Rows from a figure dataset
----------
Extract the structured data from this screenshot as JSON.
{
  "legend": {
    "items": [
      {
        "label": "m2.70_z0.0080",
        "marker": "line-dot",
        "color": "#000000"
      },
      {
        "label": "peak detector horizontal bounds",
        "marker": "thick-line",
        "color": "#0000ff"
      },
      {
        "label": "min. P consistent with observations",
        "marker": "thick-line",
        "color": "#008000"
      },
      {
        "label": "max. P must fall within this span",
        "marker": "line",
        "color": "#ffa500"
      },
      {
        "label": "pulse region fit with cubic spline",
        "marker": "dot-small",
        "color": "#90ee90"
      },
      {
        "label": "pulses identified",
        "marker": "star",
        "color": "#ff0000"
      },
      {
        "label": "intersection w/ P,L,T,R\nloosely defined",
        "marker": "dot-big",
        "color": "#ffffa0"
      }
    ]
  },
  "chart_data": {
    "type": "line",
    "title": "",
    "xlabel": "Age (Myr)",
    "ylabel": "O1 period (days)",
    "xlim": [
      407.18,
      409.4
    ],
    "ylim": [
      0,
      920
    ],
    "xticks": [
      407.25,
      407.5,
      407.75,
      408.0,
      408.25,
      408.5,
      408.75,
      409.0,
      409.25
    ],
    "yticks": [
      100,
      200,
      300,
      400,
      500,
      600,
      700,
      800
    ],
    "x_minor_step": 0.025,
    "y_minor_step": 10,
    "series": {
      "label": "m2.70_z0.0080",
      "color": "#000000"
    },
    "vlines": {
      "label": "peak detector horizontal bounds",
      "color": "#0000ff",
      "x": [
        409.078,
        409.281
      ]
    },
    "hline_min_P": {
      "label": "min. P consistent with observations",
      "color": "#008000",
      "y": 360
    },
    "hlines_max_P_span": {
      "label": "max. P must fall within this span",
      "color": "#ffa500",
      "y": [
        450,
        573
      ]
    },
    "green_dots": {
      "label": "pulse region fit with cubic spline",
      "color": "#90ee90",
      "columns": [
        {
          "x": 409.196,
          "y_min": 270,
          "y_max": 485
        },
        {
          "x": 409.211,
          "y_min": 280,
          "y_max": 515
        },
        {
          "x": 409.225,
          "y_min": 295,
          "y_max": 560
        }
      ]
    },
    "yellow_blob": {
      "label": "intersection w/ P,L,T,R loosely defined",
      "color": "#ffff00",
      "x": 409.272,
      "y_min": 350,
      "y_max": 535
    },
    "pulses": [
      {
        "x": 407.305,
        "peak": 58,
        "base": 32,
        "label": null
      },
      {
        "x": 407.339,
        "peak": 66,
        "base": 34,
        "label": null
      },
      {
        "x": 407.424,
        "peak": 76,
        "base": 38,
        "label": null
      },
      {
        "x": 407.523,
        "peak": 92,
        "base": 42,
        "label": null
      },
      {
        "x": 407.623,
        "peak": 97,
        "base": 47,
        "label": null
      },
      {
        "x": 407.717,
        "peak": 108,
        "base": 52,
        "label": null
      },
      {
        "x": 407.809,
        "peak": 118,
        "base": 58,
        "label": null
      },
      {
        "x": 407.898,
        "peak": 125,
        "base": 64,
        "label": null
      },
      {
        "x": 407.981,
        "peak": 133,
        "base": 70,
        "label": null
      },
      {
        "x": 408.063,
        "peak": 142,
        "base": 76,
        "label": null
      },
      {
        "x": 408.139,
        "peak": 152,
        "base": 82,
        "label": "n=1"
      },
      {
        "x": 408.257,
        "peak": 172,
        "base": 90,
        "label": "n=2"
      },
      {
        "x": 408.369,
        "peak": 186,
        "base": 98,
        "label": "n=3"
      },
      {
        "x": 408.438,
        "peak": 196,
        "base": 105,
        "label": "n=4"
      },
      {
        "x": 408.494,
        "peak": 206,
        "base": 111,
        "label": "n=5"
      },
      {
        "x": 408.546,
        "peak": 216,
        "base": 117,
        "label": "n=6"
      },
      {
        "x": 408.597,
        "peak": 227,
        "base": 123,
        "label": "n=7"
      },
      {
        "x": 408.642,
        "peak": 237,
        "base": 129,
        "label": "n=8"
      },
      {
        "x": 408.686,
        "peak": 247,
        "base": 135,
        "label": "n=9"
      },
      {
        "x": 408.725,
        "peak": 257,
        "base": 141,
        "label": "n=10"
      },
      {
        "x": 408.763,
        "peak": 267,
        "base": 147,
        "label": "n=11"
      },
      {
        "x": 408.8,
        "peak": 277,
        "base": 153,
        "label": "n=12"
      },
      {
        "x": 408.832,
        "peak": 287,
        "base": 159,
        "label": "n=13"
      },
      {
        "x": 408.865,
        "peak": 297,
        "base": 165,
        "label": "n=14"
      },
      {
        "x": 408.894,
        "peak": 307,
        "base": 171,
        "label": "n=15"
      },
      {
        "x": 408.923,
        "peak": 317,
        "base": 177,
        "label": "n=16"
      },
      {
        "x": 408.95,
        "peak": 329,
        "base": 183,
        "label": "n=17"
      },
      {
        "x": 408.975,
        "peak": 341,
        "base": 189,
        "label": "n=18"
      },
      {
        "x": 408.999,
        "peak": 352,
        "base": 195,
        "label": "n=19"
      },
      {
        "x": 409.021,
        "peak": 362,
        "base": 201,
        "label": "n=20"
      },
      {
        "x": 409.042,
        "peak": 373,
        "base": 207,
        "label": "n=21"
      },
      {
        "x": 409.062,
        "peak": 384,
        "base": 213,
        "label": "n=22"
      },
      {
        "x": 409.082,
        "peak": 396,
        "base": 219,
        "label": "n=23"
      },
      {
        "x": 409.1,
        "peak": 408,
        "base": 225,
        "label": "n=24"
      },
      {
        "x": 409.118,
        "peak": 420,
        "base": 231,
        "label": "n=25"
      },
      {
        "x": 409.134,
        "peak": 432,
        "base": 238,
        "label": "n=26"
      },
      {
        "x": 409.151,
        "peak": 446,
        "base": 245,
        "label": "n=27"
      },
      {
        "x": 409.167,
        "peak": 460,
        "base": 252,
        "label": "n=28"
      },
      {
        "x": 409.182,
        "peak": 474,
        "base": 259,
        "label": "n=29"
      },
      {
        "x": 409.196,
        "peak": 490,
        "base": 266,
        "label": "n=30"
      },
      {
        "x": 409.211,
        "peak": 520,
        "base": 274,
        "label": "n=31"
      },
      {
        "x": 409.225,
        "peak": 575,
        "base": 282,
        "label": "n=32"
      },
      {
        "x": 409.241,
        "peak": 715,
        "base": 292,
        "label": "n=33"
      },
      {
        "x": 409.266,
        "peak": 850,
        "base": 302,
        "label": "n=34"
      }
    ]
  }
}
----------
TASK GOAL: Pick out the lines containing the string "must".

RESULT:
        "label": "max. P must fall within this span",
      "label": "max. P must fall within this span",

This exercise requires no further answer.